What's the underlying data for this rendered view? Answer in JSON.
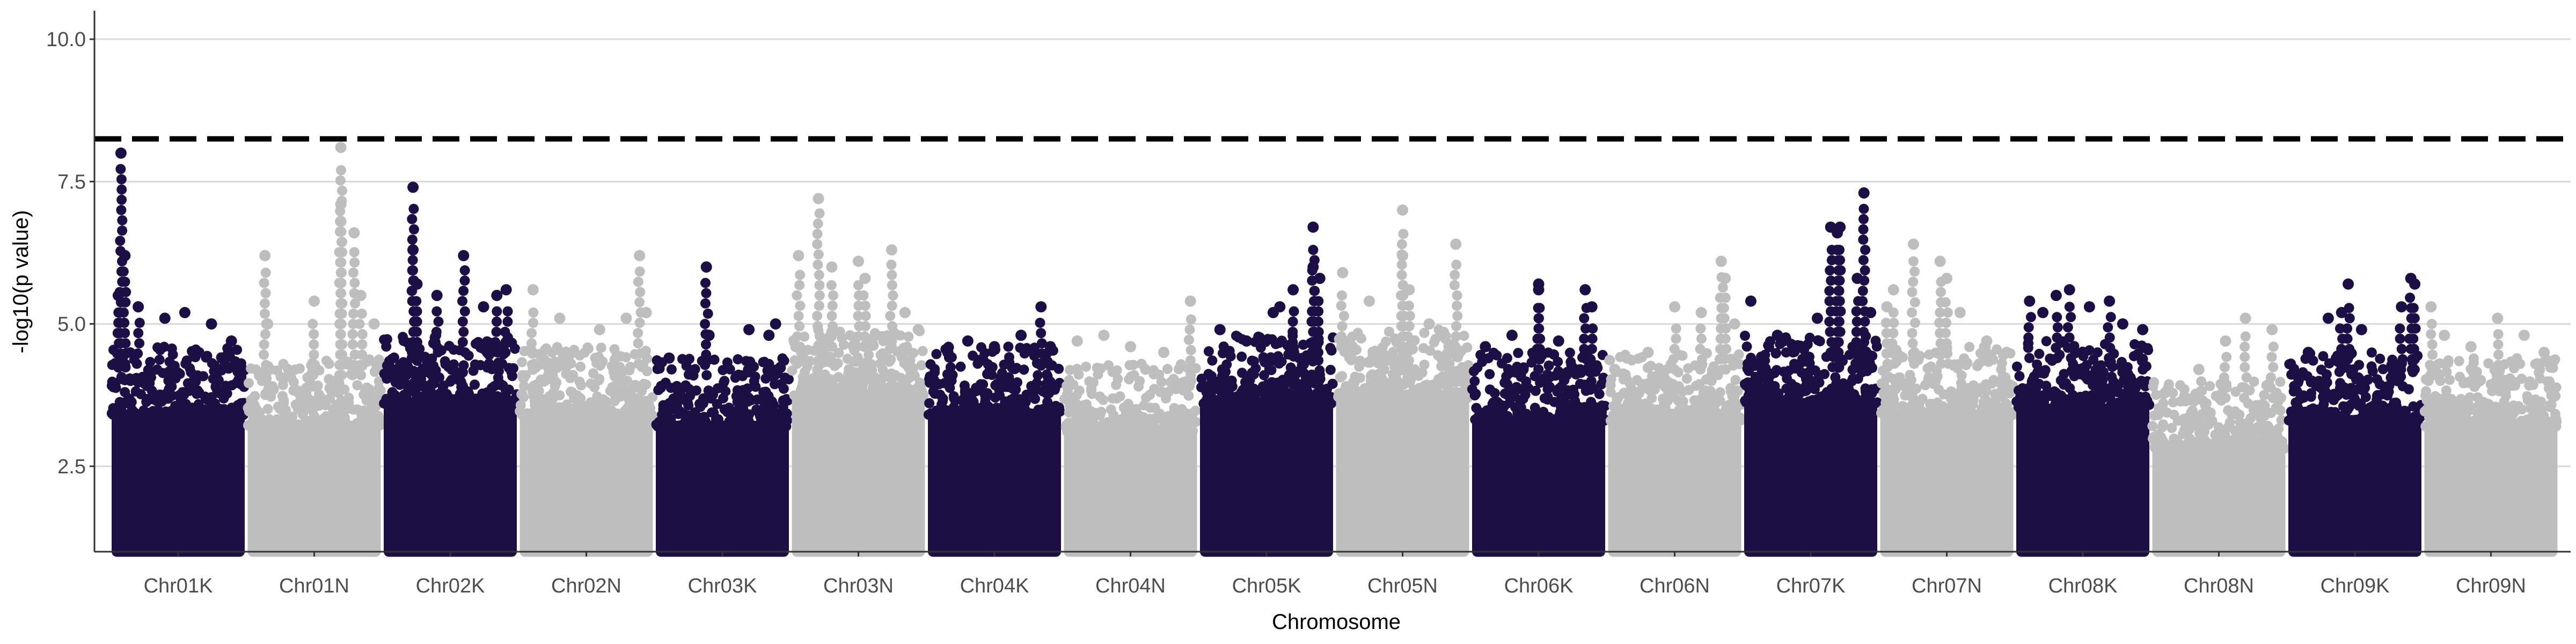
{
  "chart_data": {
    "type": "scatter",
    "subtype": "manhattan",
    "title": "",
    "xlabel": "Chromosome",
    "ylabel": "-log10(p value)",
    "ylim": [
      1.0,
      10.5
    ],
    "y_ticks": [
      "2.5",
      "5.0",
      "7.5",
      "10.0"
    ],
    "y_tick_values": [
      2.5,
      5.0,
      7.5,
      10.0
    ],
    "grid": "horizontal major gridlines",
    "legend": "none",
    "threshold": 8.25,
    "threshold_style": "dashed black line",
    "point_colors": {
      "odd_chromosome": "#1c0f45",
      "even_chromosome": "#bebebe"
    },
    "colors": {
      "gridline": "#d9d9d9",
      "axis": "#333333",
      "tick_text": "#4d4d4d",
      "threshold": "#000000"
    },
    "categories": [
      "Chr01K",
      "Chr01N",
      "Chr02K",
      "Chr02N",
      "Chr03K",
      "Chr03N",
      "Chr04K",
      "Chr04N",
      "Chr05K",
      "Chr05N",
      "Chr06K",
      "Chr06N",
      "Chr07K",
      "Chr07N",
      "Chr08K",
      "Chr08N",
      "Chr09K",
      "Chr09N"
    ],
    "series": [
      {
        "chromosome": "Chr01K",
        "color_group": "odd_chromosome",
        "dense_top": 4.0,
        "top_hits": [
          [
            0.07,
            8.0
          ],
          [
            0.1,
            6.2
          ],
          [
            0.05,
            5.5
          ],
          [
            0.2,
            5.3
          ],
          [
            0.4,
            5.1
          ],
          [
            0.55,
            5.2
          ],
          [
            0.75,
            5.0
          ],
          [
            0.9,
            4.7
          ]
        ]
      },
      {
        "chromosome": "Chr01N",
        "color_group": "even_chromosome",
        "dense_top": 3.8,
        "top_hits": [
          [
            0.13,
            6.2
          ],
          [
            0.15,
            5.0
          ],
          [
            0.5,
            5.4
          ],
          [
            0.7,
            8.1
          ],
          [
            0.7,
            7.1
          ],
          [
            0.7,
            6.8
          ],
          [
            0.8,
            6.6
          ],
          [
            0.85,
            5.5
          ],
          [
            0.95,
            5.0
          ]
        ]
      },
      {
        "chromosome": "Chr02K",
        "color_group": "odd_chromosome",
        "dense_top": 4.2,
        "top_hits": [
          [
            0.22,
            7.4
          ],
          [
            0.22,
            6.3
          ],
          [
            0.25,
            5.7
          ],
          [
            0.4,
            5.5
          ],
          [
            0.6,
            6.2
          ],
          [
            0.75,
            5.3
          ],
          [
            0.85,
            5.5
          ],
          [
            0.92,
            5.6
          ]
        ]
      },
      {
        "chromosome": "Chr02N",
        "color_group": "even_chromosome",
        "dense_top": 4.0,
        "top_hits": [
          [
            0.1,
            5.6
          ],
          [
            0.3,
            5.1
          ],
          [
            0.6,
            4.9
          ],
          [
            0.8,
            5.1
          ],
          [
            0.9,
            6.2
          ],
          [
            0.95,
            5.2
          ]
        ]
      },
      {
        "chromosome": "Chr03K",
        "color_group": "odd_chromosome",
        "dense_top": 3.8,
        "top_hits": [
          [
            0.1,
            4.4
          ],
          [
            0.38,
            6.0
          ],
          [
            0.4,
            4.8
          ],
          [
            0.7,
            4.9
          ],
          [
            0.85,
            4.8
          ],
          [
            0.9,
            5.0
          ]
        ]
      },
      {
        "chromosome": "Chr03N",
        "color_group": "even_chromosome",
        "dense_top": 4.3,
        "top_hits": [
          [
            0.05,
            6.2
          ],
          [
            0.2,
            7.2
          ],
          [
            0.3,
            6.0
          ],
          [
            0.5,
            6.1
          ],
          [
            0.55,
            5.8
          ],
          [
            0.75,
            6.3
          ],
          [
            0.85,
            5.2
          ],
          [
            0.95,
            4.9
          ]
        ]
      },
      {
        "chromosome": "Chr04K",
        "color_group": "odd_chromosome",
        "dense_top": 4.0,
        "top_hits": [
          [
            0.15,
            4.5
          ],
          [
            0.3,
            4.7
          ],
          [
            0.5,
            4.6
          ],
          [
            0.7,
            4.8
          ],
          [
            0.85,
            5.3
          ],
          [
            0.92,
            4.6
          ]
        ]
      },
      {
        "chromosome": "Chr04N",
        "color_group": "even_chromosome",
        "dense_top": 3.7,
        "top_hits": [
          [
            0.1,
            4.7
          ],
          [
            0.3,
            4.8
          ],
          [
            0.5,
            4.6
          ],
          [
            0.75,
            4.5
          ],
          [
            0.95,
            5.4
          ]
        ]
      },
      {
        "chromosome": "Chr05K",
        "color_group": "odd_chromosome",
        "dense_top": 4.2,
        "top_hits": [
          [
            0.15,
            4.9
          ],
          [
            0.35,
            4.7
          ],
          [
            0.55,
            5.2
          ],
          [
            0.6,
            5.3
          ],
          [
            0.7,
            5.6
          ],
          [
            0.85,
            6.7
          ],
          [
            0.85,
            6.0
          ],
          [
            0.9,
            5.8
          ]
        ]
      },
      {
        "chromosome": "Chr05N",
        "color_group": "even_chromosome",
        "dense_top": 4.3,
        "top_hits": [
          [
            0.05,
            5.9
          ],
          [
            0.25,
            5.4
          ],
          [
            0.5,
            7.0
          ],
          [
            0.5,
            6.2
          ],
          [
            0.55,
            5.6
          ],
          [
            0.7,
            5.0
          ],
          [
            0.9,
            6.4
          ]
        ]
      },
      {
        "chromosome": "Chr06K",
        "color_group": "odd_chromosome",
        "dense_top": 3.9,
        "top_hits": [
          [
            0.1,
            4.6
          ],
          [
            0.3,
            4.8
          ],
          [
            0.5,
            5.6
          ],
          [
            0.5,
            5.7
          ],
          [
            0.65,
            4.7
          ],
          [
            0.85,
            5.6
          ],
          [
            0.9,
            5.3
          ]
        ]
      },
      {
        "chromosome": "Chr06N",
        "color_group": "even_chromosome",
        "dense_top": 3.9,
        "top_hits": [
          [
            0.05,
            4.2
          ],
          [
            0.3,
            4.5
          ],
          [
            0.5,
            5.3
          ],
          [
            0.7,
            5.2
          ],
          [
            0.85,
            6.1
          ],
          [
            0.88,
            5.8
          ],
          [
            0.95,
            5.0
          ]
        ]
      },
      {
        "chromosome": "Chr07K",
        "color_group": "odd_chromosome",
        "dense_top": 4.2,
        "top_hits": [
          [
            0.05,
            5.4
          ],
          [
            0.25,
            4.8
          ],
          [
            0.55,
            5.1
          ],
          [
            0.65,
            6.7
          ],
          [
            0.7,
            6.6
          ],
          [
            0.72,
            6.7
          ],
          [
            0.85,
            5.8
          ],
          [
            0.9,
            7.3
          ],
          [
            0.95,
            5.2
          ]
        ]
      },
      {
        "chromosome": "Chr07N",
        "color_group": "even_chromosome",
        "dense_top": 4.0,
        "top_hits": [
          [
            0.05,
            5.3
          ],
          [
            0.1,
            5.6
          ],
          [
            0.25,
            6.4
          ],
          [
            0.45,
            6.1
          ],
          [
            0.5,
            5.8
          ],
          [
            0.6,
            5.2
          ],
          [
            0.8,
            4.7
          ],
          [
            0.95,
            4.5
          ]
        ]
      },
      {
        "chromosome": "Chr08K",
        "color_group": "odd_chromosome",
        "dense_top": 4.1,
        "top_hits": [
          [
            0.1,
            5.4
          ],
          [
            0.2,
            5.2
          ],
          [
            0.3,
            5.5
          ],
          [
            0.4,
            5.6
          ],
          [
            0.55,
            5.3
          ],
          [
            0.7,
            5.4
          ],
          [
            0.8,
            5.0
          ],
          [
            0.95,
            4.9
          ]
        ]
      },
      {
        "chromosome": "Chr08N",
        "color_group": "even_chromosome",
        "dense_top": 3.4,
        "top_hits": [
          [
            0.1,
            3.8
          ],
          [
            0.35,
            4.2
          ],
          [
            0.55,
            4.7
          ],
          [
            0.7,
            5.1
          ],
          [
            0.9,
            4.9
          ]
        ]
      },
      {
        "chromosome": "Chr09K",
        "color_group": "odd_chromosome",
        "dense_top": 3.9,
        "top_hits": [
          [
            0.15,
            4.5
          ],
          [
            0.3,
            5.1
          ],
          [
            0.4,
            5.2
          ],
          [
            0.45,
            5.7
          ],
          [
            0.55,
            4.9
          ],
          [
            0.85,
            5.3
          ],
          [
            0.92,
            5.8
          ],
          [
            0.95,
            5.7
          ]
        ]
      },
      {
        "chromosome": "Chr09N",
        "color_group": "even_chromosome",
        "dense_top": 3.8,
        "top_hits": [
          [
            0.05,
            5.3
          ],
          [
            0.15,
            4.8
          ],
          [
            0.35,
            4.6
          ],
          [
            0.55,
            5.1
          ],
          [
            0.75,
            4.8
          ],
          [
            0.9,
            4.5
          ]
        ]
      }
    ]
  }
}
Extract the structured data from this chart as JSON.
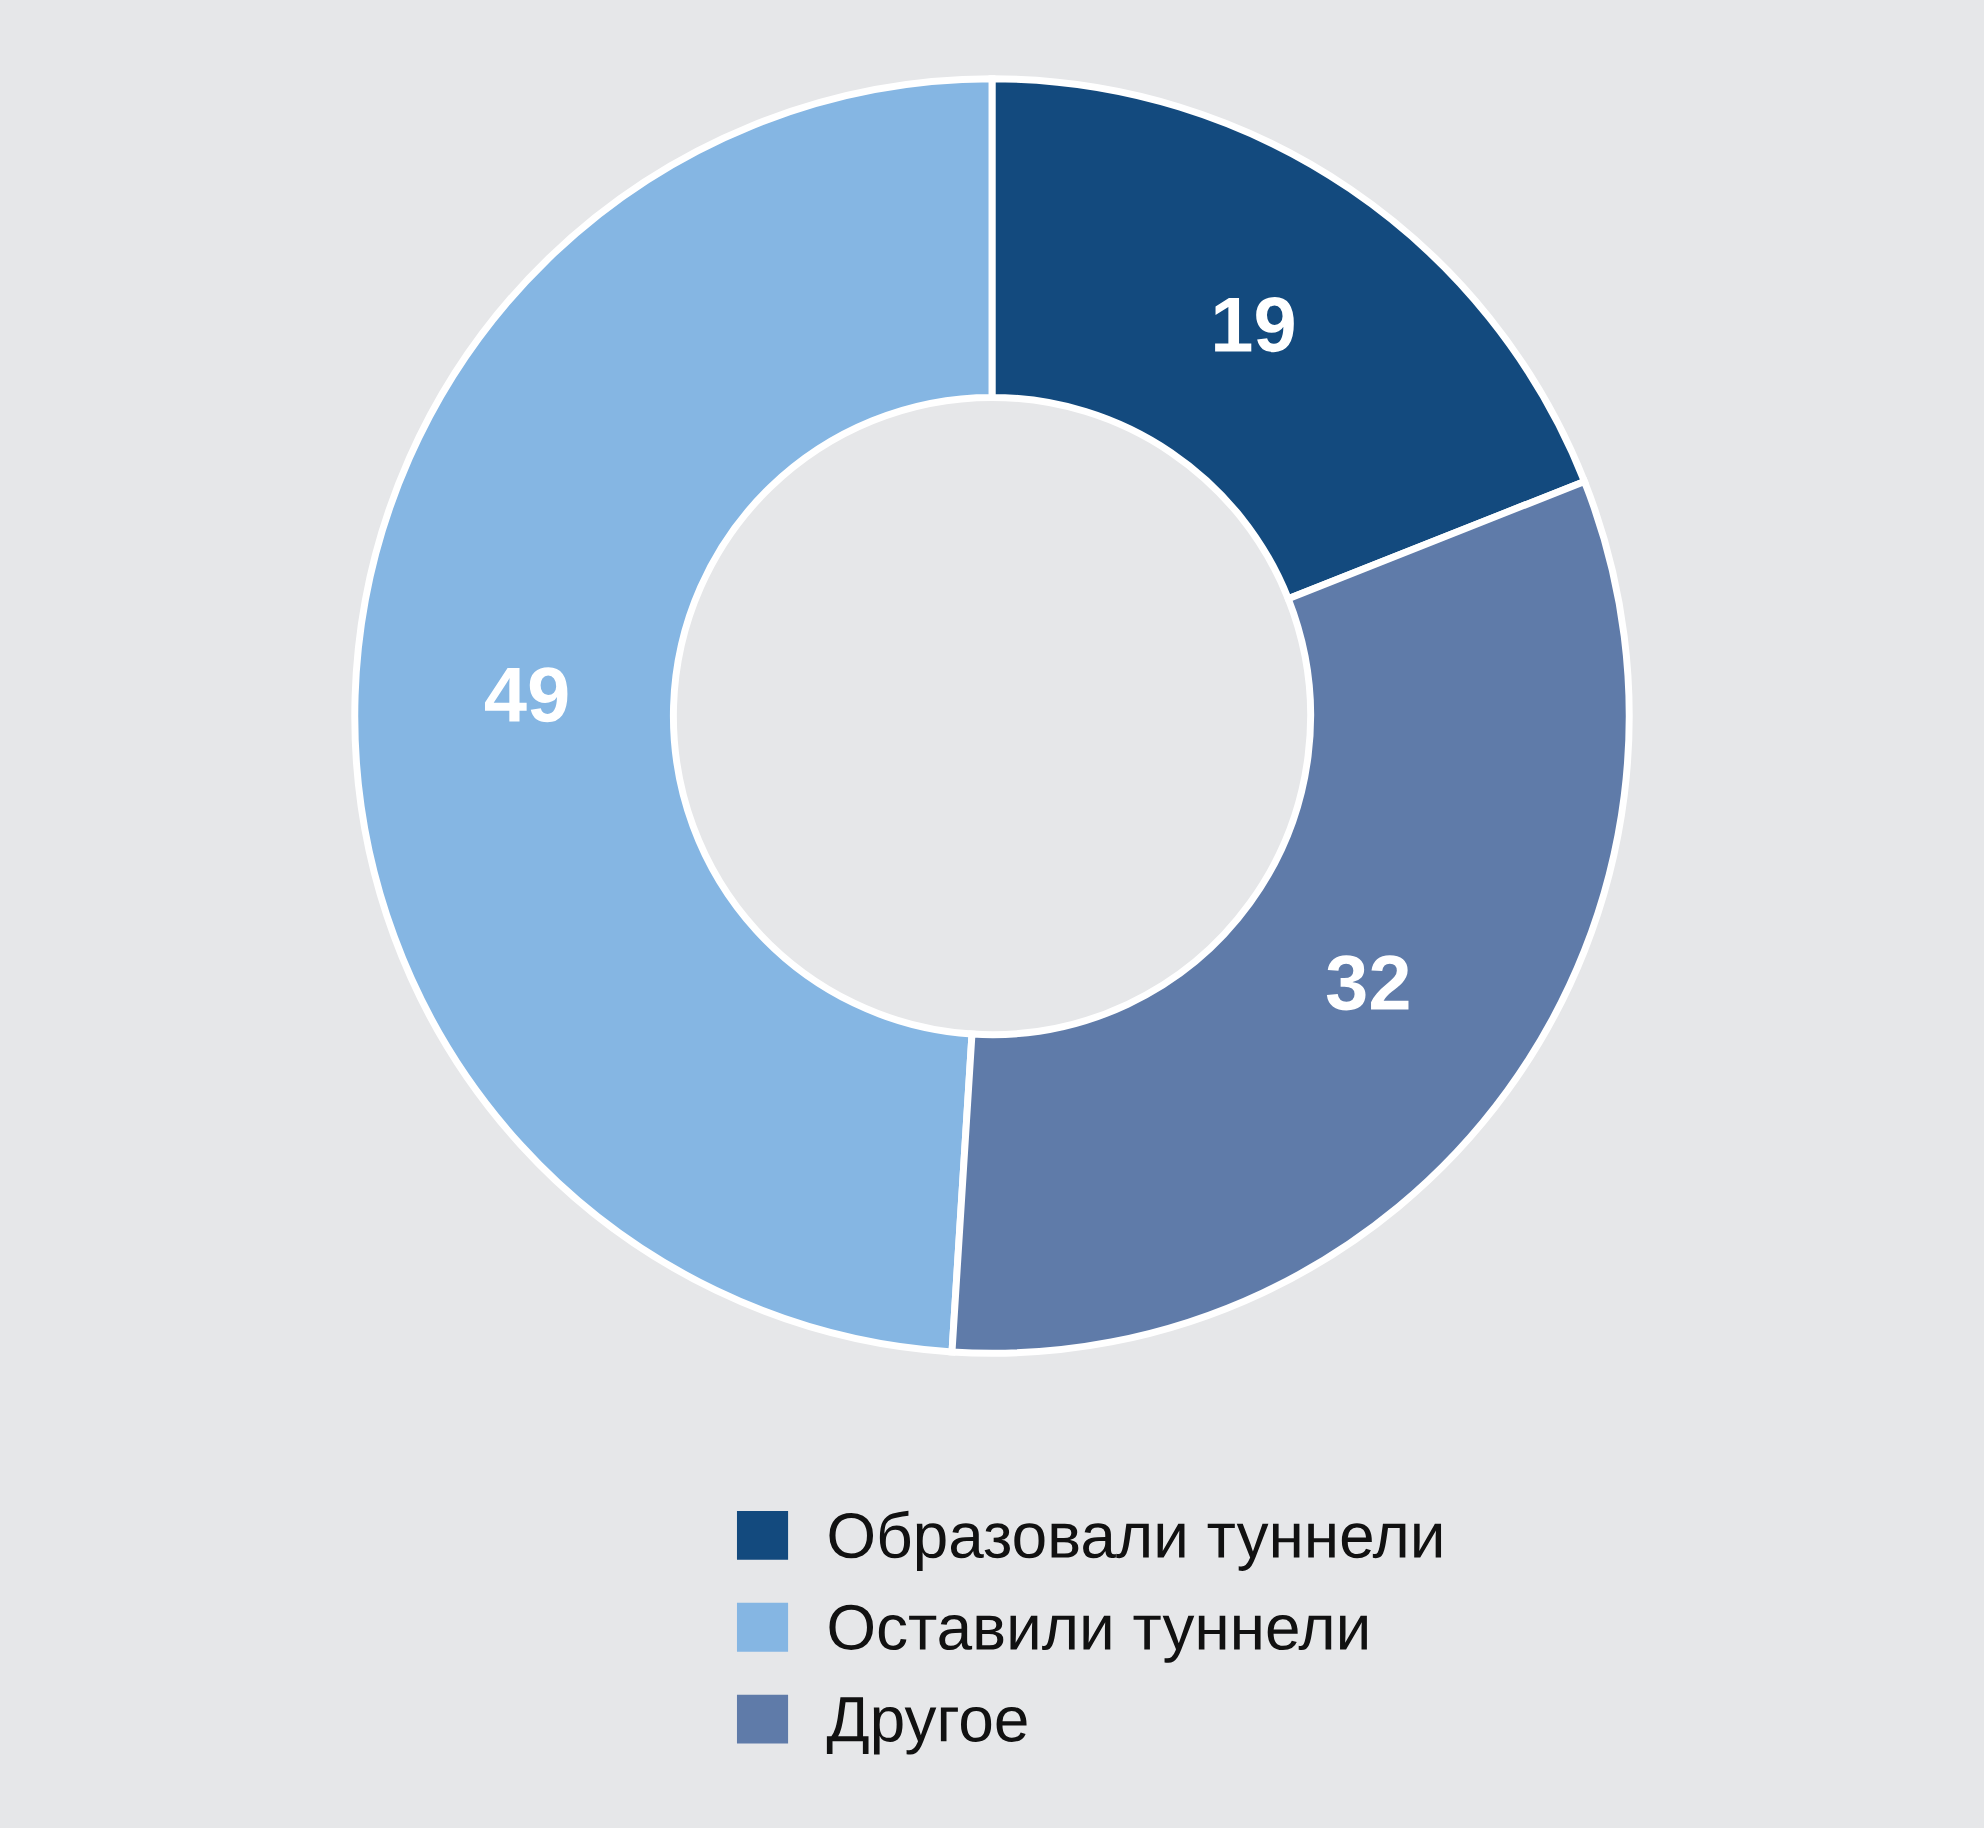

-- -- --

__Exercise prompt__:
Make a list of all lines in the data that contain "this".

__Reply__:
What's the underlying data for this rendered view? Answer in JSON.
Extract the structured data from this chart as JSON.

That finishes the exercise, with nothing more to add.